Required task —
Copy each line in which the string "engagement" occurs.

=======

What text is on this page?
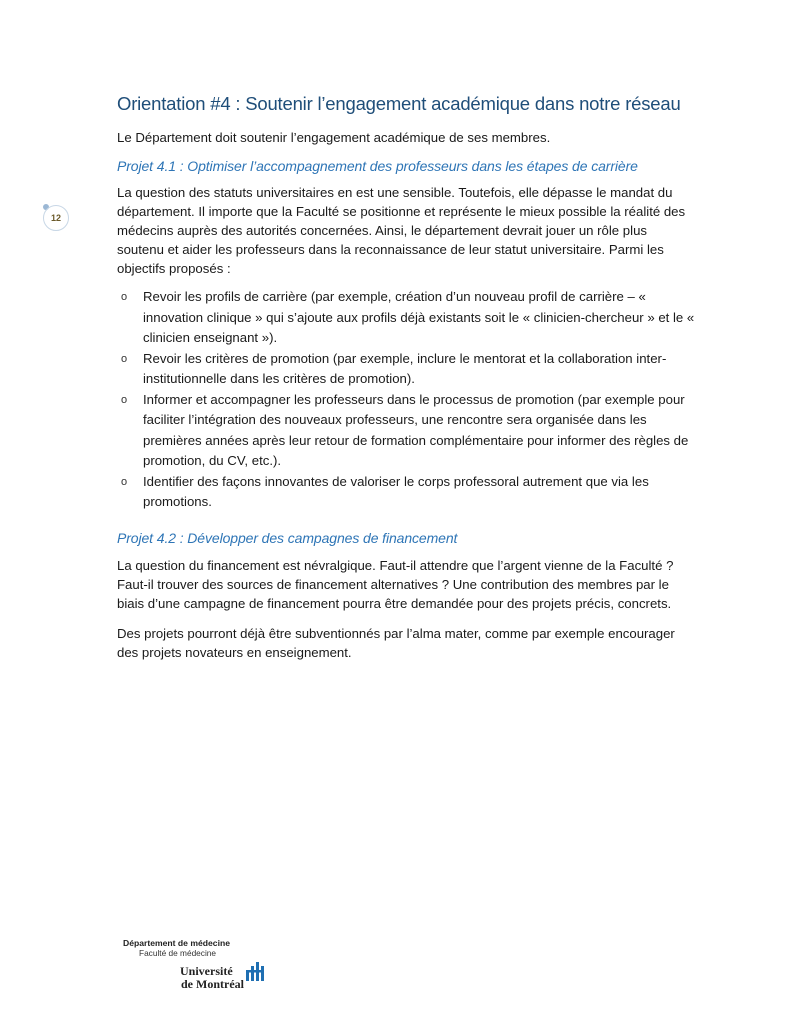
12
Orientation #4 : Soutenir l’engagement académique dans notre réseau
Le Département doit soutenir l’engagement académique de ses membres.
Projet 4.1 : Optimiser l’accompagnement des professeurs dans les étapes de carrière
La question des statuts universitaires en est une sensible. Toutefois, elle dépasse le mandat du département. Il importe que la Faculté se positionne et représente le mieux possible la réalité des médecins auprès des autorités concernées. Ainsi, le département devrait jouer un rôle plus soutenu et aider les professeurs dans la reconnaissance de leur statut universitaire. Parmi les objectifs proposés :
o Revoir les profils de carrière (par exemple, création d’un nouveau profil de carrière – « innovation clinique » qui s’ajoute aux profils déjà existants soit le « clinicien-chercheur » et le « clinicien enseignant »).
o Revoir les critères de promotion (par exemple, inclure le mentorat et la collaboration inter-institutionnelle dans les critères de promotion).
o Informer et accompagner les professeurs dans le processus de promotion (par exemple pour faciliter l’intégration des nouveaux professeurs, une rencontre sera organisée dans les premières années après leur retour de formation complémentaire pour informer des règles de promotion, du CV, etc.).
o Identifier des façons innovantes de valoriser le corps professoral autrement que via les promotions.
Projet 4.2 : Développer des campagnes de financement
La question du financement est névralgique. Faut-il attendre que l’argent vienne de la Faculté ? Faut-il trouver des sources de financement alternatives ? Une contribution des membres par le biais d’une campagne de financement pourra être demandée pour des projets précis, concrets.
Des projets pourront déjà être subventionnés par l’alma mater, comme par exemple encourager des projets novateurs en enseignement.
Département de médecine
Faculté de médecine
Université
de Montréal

=======

Response to the task —
Orientation #4 : Soutenir l’engagement académique dans notre réseau
Le Département doit soutenir l’engagement académique de ses membres.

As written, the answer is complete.